-- REQUIRED TASK --
Exactly reproduce each line of the listing that follows.

-- THE INPUT --
:::::
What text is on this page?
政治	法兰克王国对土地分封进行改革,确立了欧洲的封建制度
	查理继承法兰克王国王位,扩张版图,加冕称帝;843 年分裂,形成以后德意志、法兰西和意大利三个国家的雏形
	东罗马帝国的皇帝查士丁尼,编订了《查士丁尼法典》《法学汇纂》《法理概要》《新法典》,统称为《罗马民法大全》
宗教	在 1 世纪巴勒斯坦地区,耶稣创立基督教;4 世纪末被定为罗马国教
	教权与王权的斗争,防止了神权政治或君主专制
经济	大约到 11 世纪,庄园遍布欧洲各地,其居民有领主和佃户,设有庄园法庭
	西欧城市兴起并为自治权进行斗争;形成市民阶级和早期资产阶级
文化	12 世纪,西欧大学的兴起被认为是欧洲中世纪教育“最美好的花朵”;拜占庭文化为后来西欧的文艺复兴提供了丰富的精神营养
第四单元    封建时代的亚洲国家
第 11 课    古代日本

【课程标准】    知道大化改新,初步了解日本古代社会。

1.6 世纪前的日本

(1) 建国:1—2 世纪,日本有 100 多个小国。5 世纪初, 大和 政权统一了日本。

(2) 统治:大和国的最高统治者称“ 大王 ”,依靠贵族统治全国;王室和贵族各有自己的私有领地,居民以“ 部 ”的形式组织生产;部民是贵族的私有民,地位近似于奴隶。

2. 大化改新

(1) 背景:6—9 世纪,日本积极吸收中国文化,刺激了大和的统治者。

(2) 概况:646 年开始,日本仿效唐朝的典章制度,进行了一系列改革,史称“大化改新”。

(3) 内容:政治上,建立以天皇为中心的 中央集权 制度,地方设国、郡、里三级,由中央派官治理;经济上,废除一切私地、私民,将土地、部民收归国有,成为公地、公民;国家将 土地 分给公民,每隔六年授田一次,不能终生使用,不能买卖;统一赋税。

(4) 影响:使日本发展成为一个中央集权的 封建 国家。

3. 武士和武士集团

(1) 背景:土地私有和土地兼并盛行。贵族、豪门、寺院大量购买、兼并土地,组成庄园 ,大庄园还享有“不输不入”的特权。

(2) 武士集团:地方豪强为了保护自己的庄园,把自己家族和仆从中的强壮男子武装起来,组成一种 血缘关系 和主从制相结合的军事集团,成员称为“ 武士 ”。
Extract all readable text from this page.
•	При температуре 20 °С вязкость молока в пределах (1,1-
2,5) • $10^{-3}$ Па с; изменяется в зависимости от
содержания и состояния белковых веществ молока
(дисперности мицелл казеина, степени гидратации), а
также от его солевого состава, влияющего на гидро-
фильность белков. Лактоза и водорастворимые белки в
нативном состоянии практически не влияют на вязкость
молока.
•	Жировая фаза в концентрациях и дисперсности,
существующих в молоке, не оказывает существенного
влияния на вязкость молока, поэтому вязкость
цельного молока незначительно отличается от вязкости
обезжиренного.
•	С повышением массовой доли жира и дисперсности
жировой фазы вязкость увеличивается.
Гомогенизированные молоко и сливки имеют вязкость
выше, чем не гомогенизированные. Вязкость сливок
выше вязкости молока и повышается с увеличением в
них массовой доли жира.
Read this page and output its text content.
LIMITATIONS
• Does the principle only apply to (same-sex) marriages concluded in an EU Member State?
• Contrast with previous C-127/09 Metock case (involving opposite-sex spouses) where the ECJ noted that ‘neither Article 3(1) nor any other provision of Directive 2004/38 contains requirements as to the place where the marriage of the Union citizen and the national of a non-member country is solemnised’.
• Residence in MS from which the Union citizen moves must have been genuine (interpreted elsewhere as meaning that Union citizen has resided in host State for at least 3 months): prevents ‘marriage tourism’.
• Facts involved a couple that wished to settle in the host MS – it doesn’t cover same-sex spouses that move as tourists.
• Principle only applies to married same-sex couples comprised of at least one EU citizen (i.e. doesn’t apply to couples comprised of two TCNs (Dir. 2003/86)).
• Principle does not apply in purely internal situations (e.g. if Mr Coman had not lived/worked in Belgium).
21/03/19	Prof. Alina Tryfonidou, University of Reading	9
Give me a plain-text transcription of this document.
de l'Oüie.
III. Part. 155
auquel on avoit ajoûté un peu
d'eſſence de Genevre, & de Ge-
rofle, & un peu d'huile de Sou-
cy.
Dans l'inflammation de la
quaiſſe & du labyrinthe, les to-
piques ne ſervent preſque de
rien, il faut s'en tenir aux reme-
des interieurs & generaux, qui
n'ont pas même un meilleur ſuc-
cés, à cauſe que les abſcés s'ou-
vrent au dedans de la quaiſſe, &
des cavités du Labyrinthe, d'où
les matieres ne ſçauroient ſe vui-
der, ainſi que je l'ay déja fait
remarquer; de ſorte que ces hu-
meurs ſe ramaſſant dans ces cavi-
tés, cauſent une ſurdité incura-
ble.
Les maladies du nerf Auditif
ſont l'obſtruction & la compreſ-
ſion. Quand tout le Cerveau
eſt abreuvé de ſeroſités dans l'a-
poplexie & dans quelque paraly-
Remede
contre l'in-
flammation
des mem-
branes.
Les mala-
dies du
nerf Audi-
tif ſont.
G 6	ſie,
:::::
-- FINISHED EXERCISE --
What text is on this page?
政治	法兰克王国对土地分封进行改革,确立了欧洲的封建制度
	查理继承法兰克王国王位,扩张版图,加冕称帝;843 年分裂,形成以后德意志、法兰西和意大利三个国家的雏形
	东罗马帝国的皇帝查士丁尼,编订了《查士丁尼法典》《法学汇纂》《法理概要》《新法典》,统称为《罗马民法大全》
宗教	在 1 世纪巴勒斯坦地区,耶稣创立基督教;4 世纪末被定为罗马国教
	教权与王权的斗争,防止了神权政治或君主专制
经济	大约到 11 世纪,庄园遍布欧洲各地,其居民有领主和佃户,设有庄园法庭
	西欧城市兴起并为自治权进行斗争;形成市民阶级和早期资产阶级
文化	12 世纪,西欧大学的兴起被认为是欧洲中世纪教育“最美好的花朵”;拜占庭文化为后来西欧的文艺复兴提供了丰富的精神营养
第四单元    封建时代的亚洲国家
第 11 课    古代日本

【课程标准】    知道大化改新,初步了解日本古代社会。

1.6 世纪前的日本

(1) 建国:1—2 世纪,日本有 100 多个小国。5 世纪初, 大和 政权统一了日本。

(2) 统治:大和国的最高统治者称“ 大王 ”,依靠贵族统治全国;王室和贵族各有自己的私有领地,居民以“ 部 ”的形式组织生产;部民是贵族的私有民,地位近似于奴隶。

2. 大化改新

(1) 背景:6—9 世纪,日本积极吸收中国文化,刺激了大和的统治者。

(2) 概况:646 年开始,日本仿效唐朝的典章制度,进行了一系列改革,史称“大化改新”。

(3) 内容:政治上,建立以天皇为中心的 中央集权 制度,地方设国、郡、里三级,由中央派官治理;经济上,废除一切私地、私民,将土地、部民收归国有,成为公地、公民;国家将 土地 分给公民,每隔六年授田一次,不能终生使用,不能买卖;统一赋税。

(4) 影响:使日本发展成为一个中央集权的 封建 国家。

3. 武士和武士集团

(1) 背景:土地私有和土地兼并盛行。贵族、豪门、寺院大量购买、兼并土地,组成庄园 ,大庄园还享有“不输不入”的特权。

(2) 武士集团:地方豪强为了保护自己的庄园,把自己家族和仆从中的强壮男子武装起来,组成一种 血缘关系 和主从制相结合的军事集团,成员称为“ 武士 ”。
Extract all readable text from this page.
•	При температуре 20 °С вязкость молока в пределах (1,1-
2,5) • $10^{-3}$ Па с; изменяется в зависимости от
содержания и состояния белковых веществ молока
(дисперности мицелл казеина, степени гидратации), а
также от его солевого состава, влияющего на гидро-
фильность белков. Лактоза и водорастворимые белки в
нативном состоянии практически не влияют на вязкость
молока.
•	Жировая фаза в концентрациях и дисперсности,
существующих в молоке, не оказывает существенного
влияния на вязкость молока, поэтому вязкость
цельного молока незначительно отличается от вязкости
обезжиренного.
•	С повышением массовой доли жира и дисперсности
жировой фазы вязкость увеличивается.
Гомогенизированные молоко и сливки имеют вязкость
выше, чем не гомогенизированные. Вязкость сливок
выше вязкости молока и повышается с увеличением в
них массовой доли жира.
Read this page and output its text content.
LIMITATIONS
• Does the principle only apply to (same-sex) marriages concluded in an EU Member State?
• Contrast with previous C-127/09 Metock case (involving opposite-sex spouses) where the ECJ noted that ‘neither Article 3(1) nor any other provision of Directive 2004/38 contains requirements as to the place where the marriage of the Union citizen and the national of a non-member country is solemnised’.
• Residence in MS from which the Union citizen moves must have been genuine (interpreted elsewhere as meaning that Union citizen has resided in host State for at least 3 months): prevents ‘marriage tourism’.
• Facts involved a couple that wished to settle in the host MS – it doesn’t cover same-sex spouses that move as tourists.
• Principle only applies to married same-sex couples comprised of at least one EU citizen (i.e. doesn’t apply to couples comprised of two TCNs (Dir. 2003/86)).
• Principle does not apply in purely internal situations (e.g. if Mr Coman had not lived/worked in Belgium).
21/03/19	Prof. Alina Tryfonidou, University of Reading	9
Give me a plain-text transcription of this document.
de l'Oüie.
III. Part. 155
auquel on avoit ajoûté un peu
d'eſſence de Genevre, & de Ge-
rofle, & un peu d'huile de Sou-
cy.
Dans l'inflammation de la
quaiſſe & du labyrinthe, les to-
piques ne ſervent preſque de
rien, il faut s'en tenir aux reme-
des interieurs & generaux, qui
n'ont pas même un meilleur ſuc-
cés, à cauſe que les abſcés s'ou-
vrent au dedans de la quaiſſe, &
des cavités du Labyrinthe, d'où
les matieres ne ſçauroient ſe vui-
der, ainſi que je l'ay déja fait
remarquer; de ſorte que ces hu-
meurs ſe ramaſſant dans ces cavi-
tés, cauſent une ſurdité incura-
ble.
Les maladies du nerf Auditif
ſont l'obſtruction & la compreſ-
ſion. Quand tout le Cerveau
eſt abreuvé de ſeroſités dans l'a-
poplexie & dans quelque paraly-
Remede
contre l'in-
flammation
des mem-
branes.
Les mala-
dies du
nerf Audi-
tif ſont.
G 6	ſie,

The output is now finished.